# [Short exercise]
Count how many lines contain the word "Celestial". Please give only the number.

[Figure dataset records]
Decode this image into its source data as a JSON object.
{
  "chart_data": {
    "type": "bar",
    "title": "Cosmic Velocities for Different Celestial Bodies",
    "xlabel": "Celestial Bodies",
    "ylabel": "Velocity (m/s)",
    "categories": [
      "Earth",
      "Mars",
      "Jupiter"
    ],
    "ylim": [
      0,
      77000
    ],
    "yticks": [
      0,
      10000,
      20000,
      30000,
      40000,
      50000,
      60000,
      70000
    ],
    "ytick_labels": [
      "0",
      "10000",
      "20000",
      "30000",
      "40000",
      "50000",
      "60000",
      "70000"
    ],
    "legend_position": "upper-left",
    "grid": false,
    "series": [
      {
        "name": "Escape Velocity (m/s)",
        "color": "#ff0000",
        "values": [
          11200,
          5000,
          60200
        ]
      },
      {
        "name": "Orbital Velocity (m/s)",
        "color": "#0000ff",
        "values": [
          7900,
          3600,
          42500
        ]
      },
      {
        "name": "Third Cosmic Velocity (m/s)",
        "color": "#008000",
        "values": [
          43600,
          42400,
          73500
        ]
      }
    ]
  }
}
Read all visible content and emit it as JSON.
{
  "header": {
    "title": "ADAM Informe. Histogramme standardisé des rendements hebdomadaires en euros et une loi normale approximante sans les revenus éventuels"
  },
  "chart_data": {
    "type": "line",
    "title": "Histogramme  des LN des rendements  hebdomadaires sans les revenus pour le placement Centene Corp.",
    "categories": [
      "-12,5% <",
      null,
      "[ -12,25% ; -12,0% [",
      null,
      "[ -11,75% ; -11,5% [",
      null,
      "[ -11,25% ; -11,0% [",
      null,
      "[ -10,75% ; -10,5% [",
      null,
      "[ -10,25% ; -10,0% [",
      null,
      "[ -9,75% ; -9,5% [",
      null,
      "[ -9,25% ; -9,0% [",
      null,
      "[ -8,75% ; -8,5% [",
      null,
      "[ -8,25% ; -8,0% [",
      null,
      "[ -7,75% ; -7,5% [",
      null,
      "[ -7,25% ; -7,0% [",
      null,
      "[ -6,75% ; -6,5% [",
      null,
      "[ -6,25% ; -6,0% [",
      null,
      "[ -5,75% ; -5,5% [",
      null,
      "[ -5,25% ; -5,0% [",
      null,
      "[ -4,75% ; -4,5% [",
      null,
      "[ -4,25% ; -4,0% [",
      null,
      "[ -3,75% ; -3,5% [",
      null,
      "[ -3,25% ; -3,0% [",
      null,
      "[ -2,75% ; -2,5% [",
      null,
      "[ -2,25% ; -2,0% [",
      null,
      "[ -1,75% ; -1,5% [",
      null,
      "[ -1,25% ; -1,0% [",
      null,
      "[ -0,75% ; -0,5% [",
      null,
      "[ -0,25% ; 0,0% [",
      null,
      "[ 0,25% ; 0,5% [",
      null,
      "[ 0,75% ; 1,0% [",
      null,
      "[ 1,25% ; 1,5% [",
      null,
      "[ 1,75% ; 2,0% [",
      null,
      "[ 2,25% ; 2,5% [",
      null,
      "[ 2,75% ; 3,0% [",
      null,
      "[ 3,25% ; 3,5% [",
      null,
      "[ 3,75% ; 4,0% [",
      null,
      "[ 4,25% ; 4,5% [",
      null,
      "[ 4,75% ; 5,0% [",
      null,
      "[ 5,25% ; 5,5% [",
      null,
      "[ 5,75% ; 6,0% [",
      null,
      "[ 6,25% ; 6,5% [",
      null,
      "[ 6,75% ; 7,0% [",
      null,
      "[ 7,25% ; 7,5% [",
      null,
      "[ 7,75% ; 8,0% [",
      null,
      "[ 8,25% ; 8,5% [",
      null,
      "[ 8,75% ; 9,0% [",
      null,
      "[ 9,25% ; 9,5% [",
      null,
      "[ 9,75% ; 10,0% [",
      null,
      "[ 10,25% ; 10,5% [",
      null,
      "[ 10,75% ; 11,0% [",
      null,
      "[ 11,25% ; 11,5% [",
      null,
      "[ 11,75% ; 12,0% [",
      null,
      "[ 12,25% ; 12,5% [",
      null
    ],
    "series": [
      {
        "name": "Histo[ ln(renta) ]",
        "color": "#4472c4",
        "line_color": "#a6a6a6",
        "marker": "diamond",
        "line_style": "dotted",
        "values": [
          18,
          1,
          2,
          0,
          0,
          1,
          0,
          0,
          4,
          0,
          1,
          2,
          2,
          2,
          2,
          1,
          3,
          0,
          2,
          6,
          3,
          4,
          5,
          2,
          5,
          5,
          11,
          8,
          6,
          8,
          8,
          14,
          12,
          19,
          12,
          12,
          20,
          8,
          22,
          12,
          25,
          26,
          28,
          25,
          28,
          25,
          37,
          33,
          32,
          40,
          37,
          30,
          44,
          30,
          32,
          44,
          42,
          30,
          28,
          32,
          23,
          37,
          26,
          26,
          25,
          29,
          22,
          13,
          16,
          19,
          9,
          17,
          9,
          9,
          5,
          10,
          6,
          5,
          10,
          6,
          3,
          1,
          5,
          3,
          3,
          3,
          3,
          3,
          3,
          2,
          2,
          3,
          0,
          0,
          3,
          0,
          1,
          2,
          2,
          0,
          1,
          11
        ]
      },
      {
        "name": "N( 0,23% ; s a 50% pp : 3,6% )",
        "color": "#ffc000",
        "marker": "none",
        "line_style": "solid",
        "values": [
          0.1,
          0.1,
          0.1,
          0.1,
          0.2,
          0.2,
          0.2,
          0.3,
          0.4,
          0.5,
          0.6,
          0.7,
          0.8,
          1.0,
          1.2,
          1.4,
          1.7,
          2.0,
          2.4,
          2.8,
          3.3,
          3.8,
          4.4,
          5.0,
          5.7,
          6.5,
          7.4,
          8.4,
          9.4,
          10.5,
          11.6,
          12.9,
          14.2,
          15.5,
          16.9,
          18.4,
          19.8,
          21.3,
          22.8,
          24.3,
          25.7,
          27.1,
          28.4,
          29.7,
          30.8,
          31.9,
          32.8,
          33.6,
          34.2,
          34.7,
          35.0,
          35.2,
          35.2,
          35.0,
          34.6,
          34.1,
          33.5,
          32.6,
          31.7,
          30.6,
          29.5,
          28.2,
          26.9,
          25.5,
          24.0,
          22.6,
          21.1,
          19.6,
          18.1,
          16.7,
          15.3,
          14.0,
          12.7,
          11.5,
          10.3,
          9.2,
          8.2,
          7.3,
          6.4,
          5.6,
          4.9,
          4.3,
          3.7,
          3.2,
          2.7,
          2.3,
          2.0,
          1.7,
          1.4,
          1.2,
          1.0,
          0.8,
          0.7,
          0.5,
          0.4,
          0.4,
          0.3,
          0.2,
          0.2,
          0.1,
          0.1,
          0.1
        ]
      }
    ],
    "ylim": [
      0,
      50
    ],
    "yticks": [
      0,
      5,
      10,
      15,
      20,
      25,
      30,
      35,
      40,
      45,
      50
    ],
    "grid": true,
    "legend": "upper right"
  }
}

# [Written response]
2